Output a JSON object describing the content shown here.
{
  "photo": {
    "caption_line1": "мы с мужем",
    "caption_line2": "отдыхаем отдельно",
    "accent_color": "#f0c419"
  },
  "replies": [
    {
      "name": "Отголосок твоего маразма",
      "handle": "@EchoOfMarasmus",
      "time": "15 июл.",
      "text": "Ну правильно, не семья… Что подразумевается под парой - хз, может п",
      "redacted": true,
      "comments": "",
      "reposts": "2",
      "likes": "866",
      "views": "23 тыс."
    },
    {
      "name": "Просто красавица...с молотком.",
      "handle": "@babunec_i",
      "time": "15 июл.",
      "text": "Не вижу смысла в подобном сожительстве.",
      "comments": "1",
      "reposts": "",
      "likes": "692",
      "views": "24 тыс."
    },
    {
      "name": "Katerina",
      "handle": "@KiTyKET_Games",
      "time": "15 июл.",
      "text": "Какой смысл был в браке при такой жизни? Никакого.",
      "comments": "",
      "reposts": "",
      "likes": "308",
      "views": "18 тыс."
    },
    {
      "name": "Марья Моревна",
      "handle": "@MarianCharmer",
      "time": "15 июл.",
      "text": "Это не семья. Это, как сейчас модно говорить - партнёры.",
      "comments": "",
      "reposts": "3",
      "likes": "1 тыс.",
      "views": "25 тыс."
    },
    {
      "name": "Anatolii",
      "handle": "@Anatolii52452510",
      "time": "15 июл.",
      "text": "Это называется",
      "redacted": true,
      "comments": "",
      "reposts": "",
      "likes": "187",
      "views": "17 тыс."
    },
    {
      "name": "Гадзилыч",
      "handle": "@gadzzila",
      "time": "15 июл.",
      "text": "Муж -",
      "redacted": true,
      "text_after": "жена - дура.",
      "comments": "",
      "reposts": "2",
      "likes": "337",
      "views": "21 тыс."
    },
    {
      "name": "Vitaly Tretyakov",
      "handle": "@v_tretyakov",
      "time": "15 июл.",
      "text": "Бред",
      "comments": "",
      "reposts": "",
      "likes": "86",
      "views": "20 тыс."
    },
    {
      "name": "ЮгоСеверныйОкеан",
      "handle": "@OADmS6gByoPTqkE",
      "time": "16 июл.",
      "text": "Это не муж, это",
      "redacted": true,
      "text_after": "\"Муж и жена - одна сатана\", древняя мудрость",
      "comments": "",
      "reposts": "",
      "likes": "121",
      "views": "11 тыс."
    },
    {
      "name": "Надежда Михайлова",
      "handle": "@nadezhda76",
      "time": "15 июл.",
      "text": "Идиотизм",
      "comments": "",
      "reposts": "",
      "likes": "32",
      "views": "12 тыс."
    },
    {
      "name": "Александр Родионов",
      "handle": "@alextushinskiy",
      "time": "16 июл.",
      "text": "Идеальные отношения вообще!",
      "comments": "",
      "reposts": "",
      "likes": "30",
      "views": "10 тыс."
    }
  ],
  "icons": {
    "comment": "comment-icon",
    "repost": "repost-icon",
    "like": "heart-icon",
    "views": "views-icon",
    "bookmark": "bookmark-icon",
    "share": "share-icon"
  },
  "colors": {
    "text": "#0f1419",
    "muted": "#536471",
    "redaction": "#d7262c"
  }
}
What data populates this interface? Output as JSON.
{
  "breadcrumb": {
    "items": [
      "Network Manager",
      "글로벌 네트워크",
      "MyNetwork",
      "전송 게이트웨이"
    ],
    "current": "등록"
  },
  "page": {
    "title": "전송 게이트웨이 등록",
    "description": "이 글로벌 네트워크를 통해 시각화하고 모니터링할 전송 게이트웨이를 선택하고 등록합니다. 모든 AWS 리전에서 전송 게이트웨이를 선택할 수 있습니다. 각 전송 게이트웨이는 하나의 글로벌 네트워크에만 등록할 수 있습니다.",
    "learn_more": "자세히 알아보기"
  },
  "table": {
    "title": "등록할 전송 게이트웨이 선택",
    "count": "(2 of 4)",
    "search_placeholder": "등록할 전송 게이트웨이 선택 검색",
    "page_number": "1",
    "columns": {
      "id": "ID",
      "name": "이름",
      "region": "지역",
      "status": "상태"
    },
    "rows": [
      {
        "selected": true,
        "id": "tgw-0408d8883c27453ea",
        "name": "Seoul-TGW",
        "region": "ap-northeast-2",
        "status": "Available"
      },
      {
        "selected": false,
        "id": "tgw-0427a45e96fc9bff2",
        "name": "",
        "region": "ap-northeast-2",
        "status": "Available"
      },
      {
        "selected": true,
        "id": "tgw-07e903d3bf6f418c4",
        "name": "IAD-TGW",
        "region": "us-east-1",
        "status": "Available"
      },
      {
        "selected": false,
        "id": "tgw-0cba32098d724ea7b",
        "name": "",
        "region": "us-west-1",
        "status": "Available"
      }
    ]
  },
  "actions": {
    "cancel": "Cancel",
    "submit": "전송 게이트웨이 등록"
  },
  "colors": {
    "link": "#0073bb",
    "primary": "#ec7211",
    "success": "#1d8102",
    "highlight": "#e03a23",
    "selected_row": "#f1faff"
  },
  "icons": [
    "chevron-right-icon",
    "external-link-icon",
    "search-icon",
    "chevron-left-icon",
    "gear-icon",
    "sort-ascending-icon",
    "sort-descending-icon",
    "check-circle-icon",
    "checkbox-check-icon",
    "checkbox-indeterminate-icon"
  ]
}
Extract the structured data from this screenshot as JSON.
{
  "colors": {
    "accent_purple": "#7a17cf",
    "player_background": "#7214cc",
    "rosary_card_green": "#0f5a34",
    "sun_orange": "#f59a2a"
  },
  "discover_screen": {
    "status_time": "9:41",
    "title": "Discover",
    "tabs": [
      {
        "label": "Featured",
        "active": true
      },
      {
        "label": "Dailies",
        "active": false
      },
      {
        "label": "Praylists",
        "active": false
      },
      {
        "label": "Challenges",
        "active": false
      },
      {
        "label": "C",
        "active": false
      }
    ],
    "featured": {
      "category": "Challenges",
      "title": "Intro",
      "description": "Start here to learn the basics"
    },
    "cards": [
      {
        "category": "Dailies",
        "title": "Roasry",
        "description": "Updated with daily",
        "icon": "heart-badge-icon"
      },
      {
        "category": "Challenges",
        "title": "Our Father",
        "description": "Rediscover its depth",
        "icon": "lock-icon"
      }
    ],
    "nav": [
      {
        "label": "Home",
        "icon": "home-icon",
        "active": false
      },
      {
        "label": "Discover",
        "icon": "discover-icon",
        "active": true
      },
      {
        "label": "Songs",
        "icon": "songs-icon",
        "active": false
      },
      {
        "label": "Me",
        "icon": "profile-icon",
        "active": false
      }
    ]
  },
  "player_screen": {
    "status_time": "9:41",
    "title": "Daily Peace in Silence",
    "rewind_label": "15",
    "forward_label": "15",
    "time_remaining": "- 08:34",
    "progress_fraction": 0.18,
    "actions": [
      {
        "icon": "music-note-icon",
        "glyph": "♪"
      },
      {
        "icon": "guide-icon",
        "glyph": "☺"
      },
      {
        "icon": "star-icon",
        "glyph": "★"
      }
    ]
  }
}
-*-*-
Report how many lines of the entries hold the word "chevron". Nothing else is needed.

2